● **Required work**
Scan the material that follows. Copy every line containing the word "this".

● **Supplied records**
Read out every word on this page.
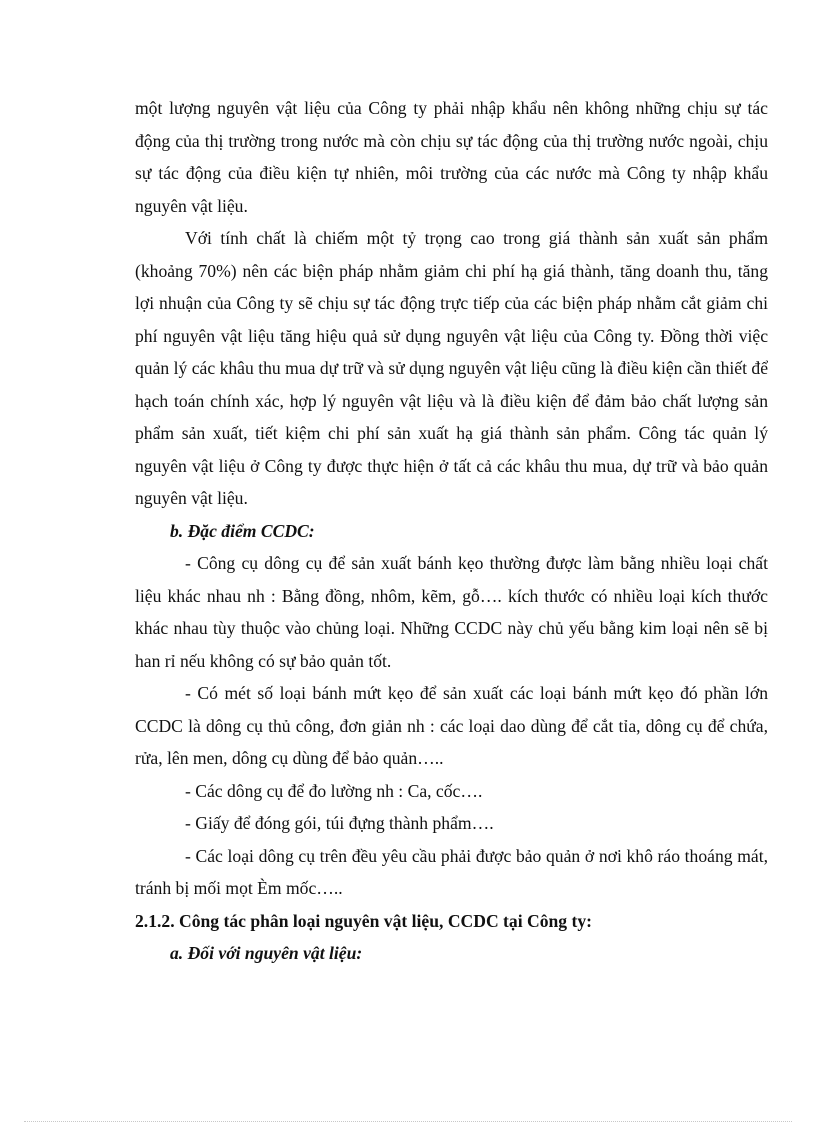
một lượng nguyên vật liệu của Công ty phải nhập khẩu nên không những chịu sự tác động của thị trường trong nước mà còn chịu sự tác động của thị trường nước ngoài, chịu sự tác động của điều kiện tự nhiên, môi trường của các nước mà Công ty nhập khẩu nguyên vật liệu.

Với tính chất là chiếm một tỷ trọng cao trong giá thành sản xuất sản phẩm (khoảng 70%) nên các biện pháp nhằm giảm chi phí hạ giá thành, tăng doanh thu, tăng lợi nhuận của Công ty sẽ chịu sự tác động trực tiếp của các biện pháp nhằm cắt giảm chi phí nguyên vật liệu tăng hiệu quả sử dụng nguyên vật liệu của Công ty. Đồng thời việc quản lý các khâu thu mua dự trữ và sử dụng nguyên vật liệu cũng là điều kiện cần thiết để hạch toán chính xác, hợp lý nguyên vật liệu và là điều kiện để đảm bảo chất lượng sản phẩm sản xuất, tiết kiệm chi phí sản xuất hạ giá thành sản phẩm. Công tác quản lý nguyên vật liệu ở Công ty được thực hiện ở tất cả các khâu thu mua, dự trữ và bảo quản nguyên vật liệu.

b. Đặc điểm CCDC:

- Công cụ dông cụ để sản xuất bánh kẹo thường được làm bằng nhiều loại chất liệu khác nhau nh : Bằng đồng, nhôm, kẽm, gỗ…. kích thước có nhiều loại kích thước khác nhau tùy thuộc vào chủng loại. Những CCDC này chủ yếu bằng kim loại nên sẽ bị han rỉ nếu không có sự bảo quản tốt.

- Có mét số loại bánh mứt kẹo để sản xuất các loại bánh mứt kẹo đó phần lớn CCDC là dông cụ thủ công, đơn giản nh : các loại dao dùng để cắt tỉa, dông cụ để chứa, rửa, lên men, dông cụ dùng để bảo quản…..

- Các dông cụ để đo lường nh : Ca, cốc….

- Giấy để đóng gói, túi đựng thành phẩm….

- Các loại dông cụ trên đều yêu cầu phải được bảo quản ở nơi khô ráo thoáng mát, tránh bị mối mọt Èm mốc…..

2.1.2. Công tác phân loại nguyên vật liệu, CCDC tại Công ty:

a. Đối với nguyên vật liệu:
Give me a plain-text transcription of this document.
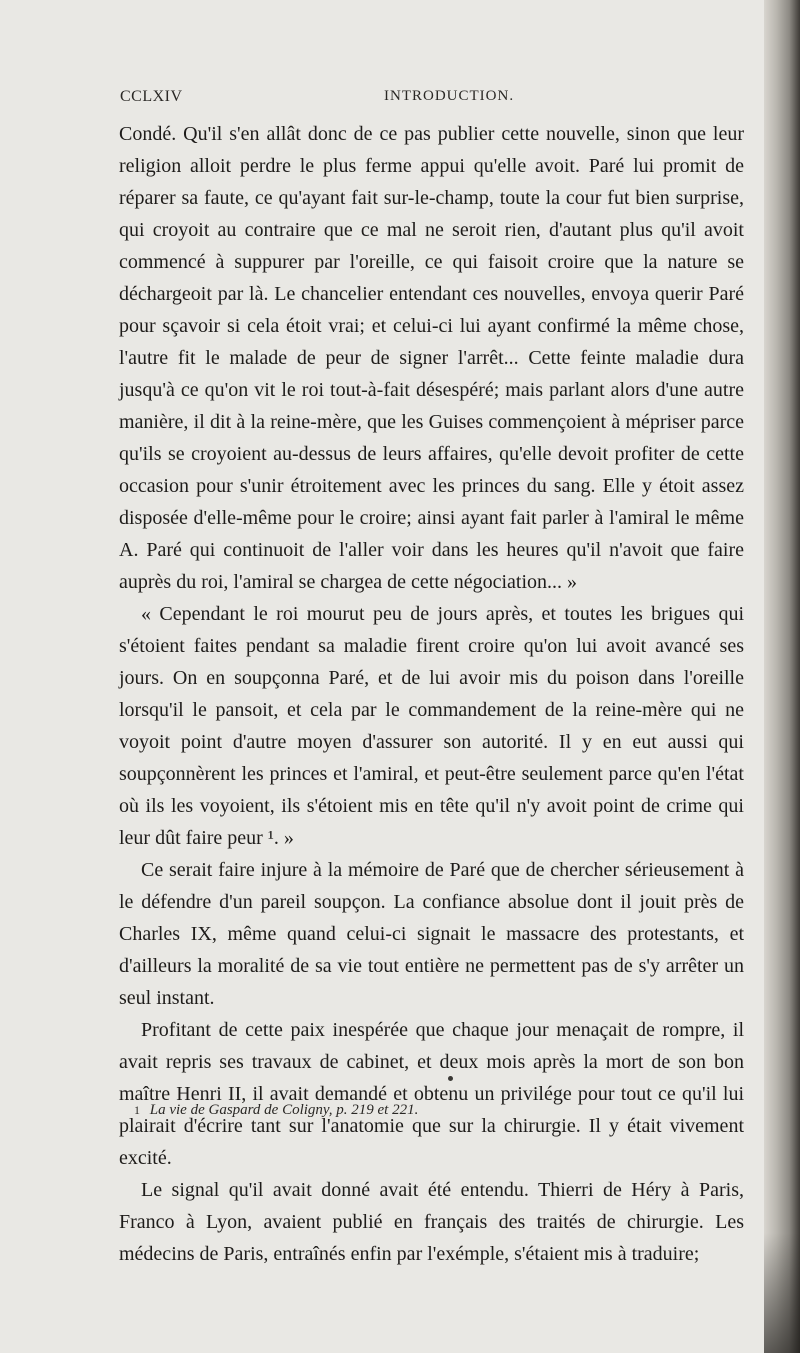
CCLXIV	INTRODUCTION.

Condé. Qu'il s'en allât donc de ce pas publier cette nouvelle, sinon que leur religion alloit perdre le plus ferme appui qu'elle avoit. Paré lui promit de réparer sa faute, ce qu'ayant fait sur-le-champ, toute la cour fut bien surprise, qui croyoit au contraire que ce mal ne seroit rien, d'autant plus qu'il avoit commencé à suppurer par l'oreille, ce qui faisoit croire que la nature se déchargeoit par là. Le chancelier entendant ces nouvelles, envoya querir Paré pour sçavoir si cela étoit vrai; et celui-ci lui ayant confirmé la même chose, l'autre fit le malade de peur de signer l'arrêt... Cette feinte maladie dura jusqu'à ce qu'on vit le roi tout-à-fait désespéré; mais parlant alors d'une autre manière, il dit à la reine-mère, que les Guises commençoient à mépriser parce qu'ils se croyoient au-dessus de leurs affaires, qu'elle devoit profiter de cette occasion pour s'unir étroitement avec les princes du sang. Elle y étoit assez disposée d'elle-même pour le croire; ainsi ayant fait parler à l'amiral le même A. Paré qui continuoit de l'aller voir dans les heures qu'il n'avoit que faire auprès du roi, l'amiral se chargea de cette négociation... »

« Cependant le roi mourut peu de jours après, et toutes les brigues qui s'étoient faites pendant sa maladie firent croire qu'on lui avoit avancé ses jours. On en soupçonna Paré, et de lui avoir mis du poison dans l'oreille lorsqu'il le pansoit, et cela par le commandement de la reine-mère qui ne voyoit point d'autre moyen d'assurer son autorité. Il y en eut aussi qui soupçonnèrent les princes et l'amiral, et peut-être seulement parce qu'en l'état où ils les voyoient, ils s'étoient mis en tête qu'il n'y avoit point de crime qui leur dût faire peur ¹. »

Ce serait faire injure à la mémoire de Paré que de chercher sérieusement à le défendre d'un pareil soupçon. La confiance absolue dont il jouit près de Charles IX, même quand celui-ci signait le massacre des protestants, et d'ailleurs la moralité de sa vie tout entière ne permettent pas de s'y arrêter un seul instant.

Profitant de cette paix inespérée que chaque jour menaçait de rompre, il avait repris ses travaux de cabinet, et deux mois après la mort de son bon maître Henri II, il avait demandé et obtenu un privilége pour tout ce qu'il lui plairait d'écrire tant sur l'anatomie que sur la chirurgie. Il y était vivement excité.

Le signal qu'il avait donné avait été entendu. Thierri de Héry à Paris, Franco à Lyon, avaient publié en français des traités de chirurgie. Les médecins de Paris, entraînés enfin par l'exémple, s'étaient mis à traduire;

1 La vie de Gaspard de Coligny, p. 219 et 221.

● **Task solution**
Read out every word on this page.
Give me a plain-text transcription of this document.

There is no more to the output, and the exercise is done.